--- Start of DATASET ---

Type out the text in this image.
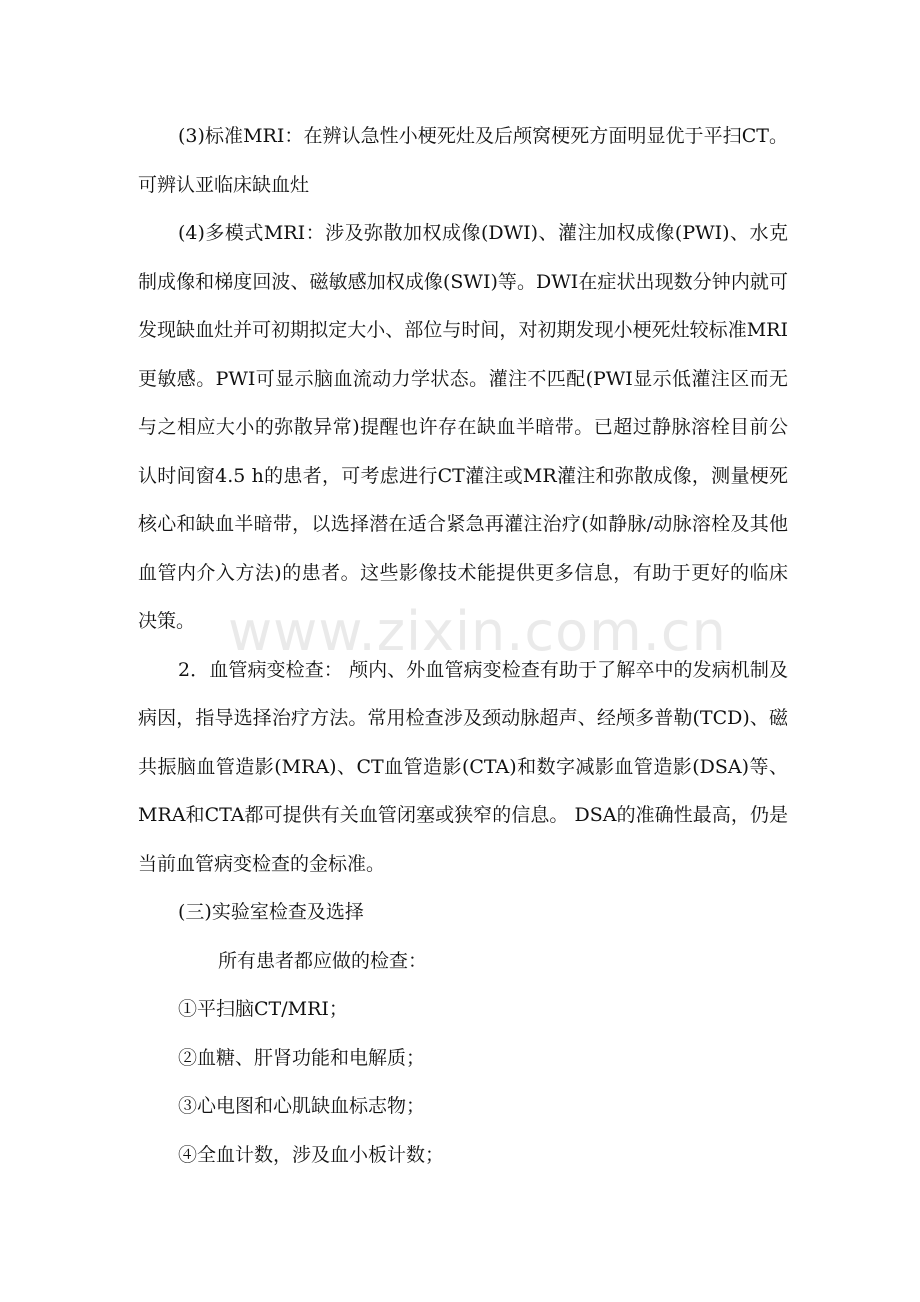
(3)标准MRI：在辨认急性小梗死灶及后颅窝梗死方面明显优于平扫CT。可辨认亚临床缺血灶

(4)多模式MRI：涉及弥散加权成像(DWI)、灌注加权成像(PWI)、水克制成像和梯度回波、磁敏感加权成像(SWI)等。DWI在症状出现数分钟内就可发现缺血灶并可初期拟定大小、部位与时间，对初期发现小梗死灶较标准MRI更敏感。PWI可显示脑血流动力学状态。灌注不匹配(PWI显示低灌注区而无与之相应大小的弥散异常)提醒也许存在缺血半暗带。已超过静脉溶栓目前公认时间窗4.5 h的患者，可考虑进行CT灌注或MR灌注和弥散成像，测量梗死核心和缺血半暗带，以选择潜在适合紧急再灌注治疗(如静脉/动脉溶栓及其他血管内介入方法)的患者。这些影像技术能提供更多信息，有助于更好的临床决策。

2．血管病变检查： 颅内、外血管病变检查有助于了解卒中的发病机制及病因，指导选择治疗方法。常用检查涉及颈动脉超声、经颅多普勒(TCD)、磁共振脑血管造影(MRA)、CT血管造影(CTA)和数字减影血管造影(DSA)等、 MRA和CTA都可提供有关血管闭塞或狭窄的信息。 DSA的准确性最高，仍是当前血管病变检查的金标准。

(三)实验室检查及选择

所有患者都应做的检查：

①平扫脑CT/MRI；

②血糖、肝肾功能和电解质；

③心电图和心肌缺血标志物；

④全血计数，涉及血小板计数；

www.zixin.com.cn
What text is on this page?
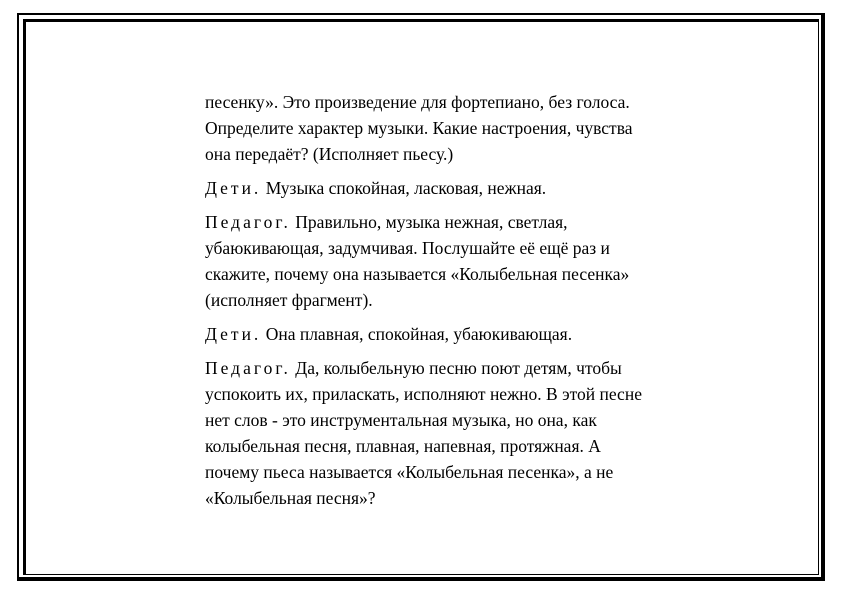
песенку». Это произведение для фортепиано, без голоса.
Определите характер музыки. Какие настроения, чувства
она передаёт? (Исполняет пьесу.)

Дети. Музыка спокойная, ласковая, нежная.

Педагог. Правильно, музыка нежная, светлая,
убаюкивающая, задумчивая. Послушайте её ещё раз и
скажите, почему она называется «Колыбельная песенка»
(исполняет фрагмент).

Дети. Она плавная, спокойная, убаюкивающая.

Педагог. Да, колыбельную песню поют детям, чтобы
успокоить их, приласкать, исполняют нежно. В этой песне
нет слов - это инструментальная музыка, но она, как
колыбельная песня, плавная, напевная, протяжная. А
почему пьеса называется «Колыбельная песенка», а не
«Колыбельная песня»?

--- End of DATASET ---
--- Start of DATASET ---

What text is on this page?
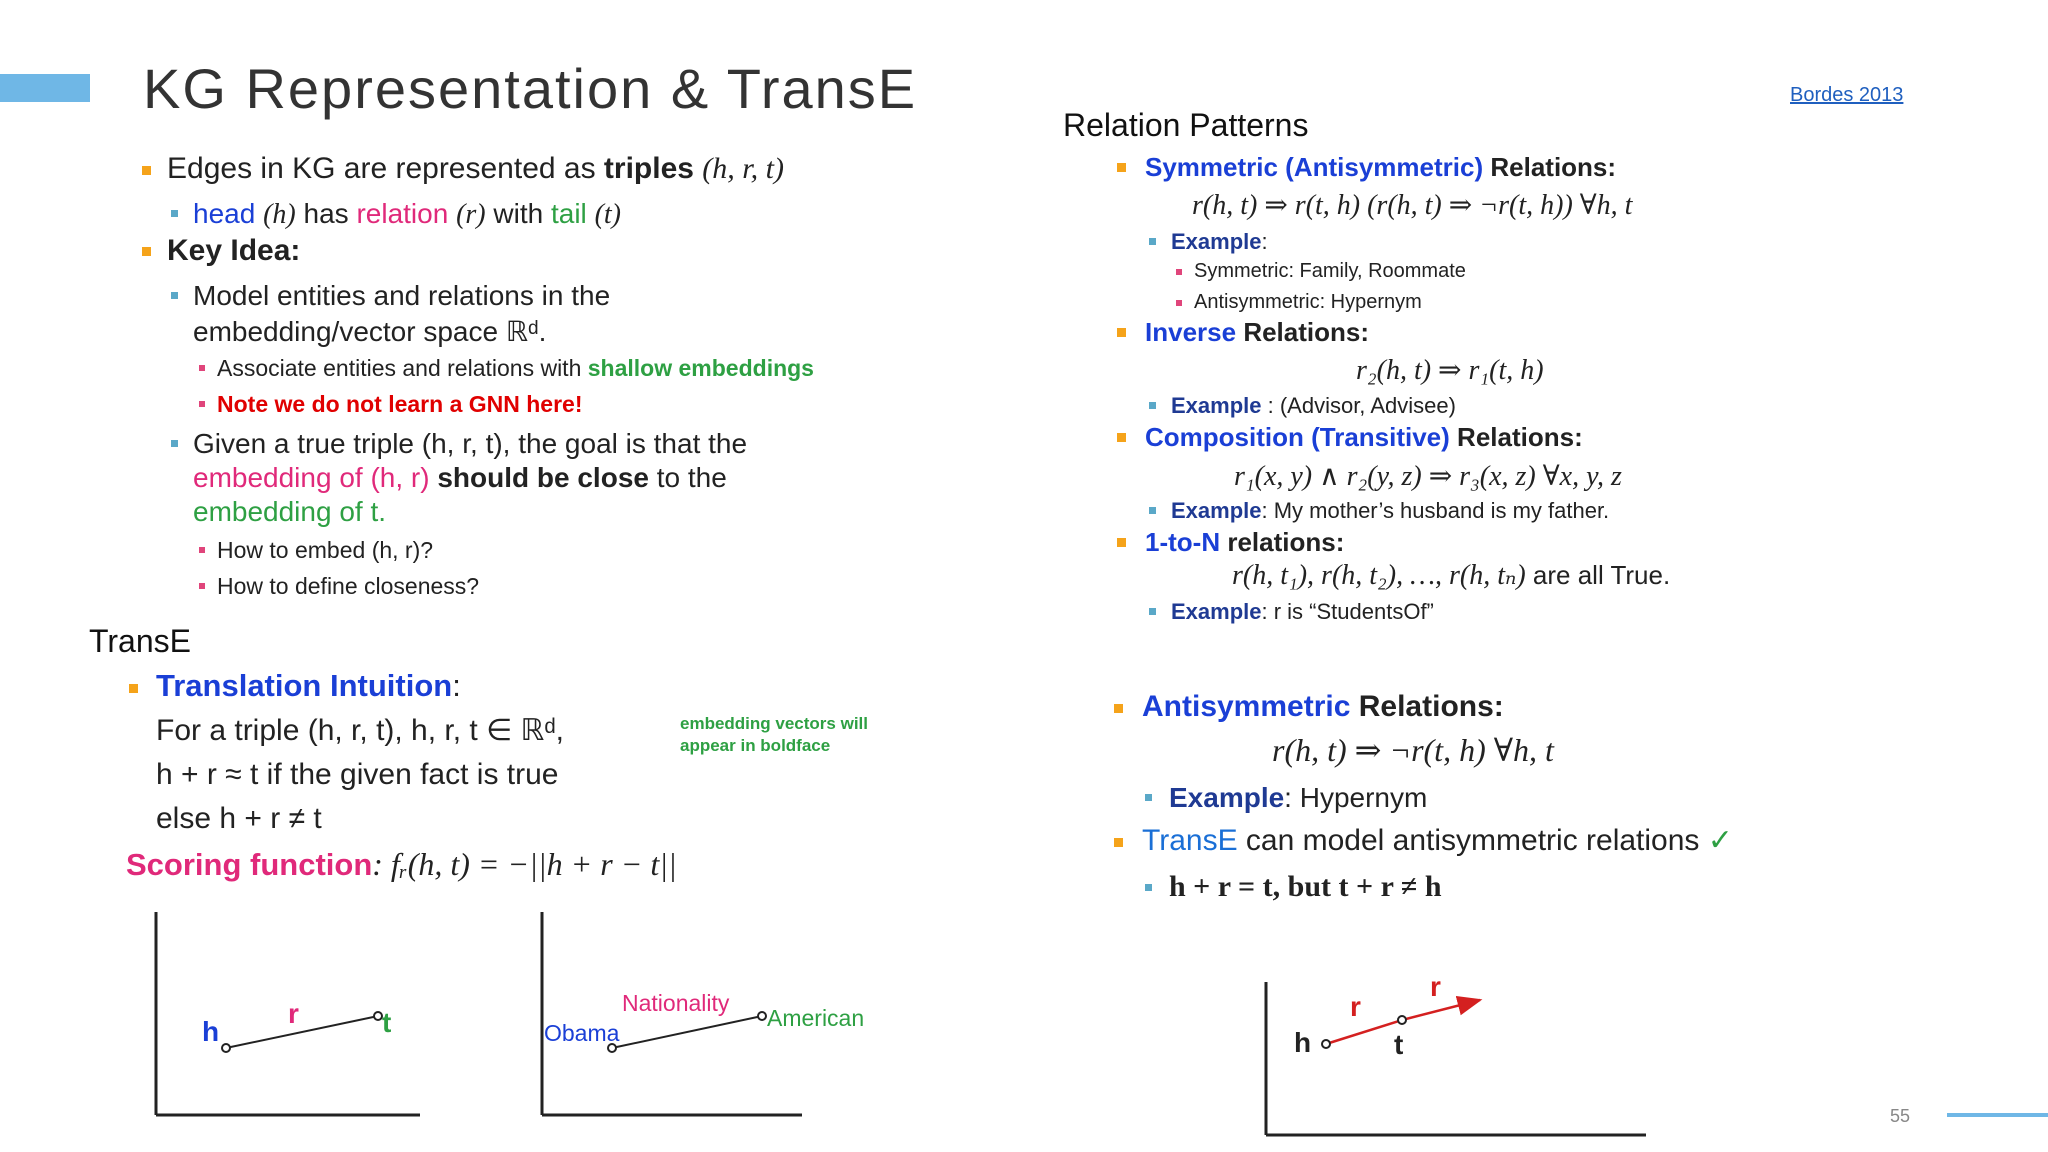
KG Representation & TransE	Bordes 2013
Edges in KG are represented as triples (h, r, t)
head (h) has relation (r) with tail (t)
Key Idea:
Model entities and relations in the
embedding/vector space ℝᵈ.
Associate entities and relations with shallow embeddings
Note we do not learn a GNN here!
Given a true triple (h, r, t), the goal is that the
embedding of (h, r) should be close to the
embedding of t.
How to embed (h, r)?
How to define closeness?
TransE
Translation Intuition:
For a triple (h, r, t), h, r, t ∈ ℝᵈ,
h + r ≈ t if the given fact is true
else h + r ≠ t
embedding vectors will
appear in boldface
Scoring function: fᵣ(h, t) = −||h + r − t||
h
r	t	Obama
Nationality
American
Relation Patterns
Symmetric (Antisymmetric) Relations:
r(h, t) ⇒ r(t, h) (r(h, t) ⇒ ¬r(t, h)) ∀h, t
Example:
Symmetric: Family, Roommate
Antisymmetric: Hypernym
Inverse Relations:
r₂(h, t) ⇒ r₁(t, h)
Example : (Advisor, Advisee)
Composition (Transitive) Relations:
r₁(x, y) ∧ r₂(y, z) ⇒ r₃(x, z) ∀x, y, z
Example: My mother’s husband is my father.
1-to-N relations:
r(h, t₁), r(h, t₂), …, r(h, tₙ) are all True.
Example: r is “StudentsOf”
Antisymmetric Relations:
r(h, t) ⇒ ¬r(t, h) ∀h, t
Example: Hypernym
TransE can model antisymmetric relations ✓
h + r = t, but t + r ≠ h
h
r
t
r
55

--- End of DATASET ---
--- Start of DATASET ---

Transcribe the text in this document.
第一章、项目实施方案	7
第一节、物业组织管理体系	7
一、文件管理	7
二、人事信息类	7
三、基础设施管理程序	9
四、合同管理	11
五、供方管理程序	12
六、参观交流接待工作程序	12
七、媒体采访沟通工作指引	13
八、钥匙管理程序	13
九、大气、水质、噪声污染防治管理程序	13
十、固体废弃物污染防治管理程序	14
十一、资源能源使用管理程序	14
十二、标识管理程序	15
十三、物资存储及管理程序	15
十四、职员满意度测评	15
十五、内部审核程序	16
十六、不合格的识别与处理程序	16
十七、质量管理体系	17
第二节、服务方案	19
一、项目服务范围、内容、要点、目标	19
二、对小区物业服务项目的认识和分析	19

--- End of DATASET ---

» REQUIREMENTS
Isolate each line of the listing above that includes "TransE". Copy it.

» REPLY
KG Representation & TransE	Bordes 2013
TransE
TransE can model antisymmetric relations ✓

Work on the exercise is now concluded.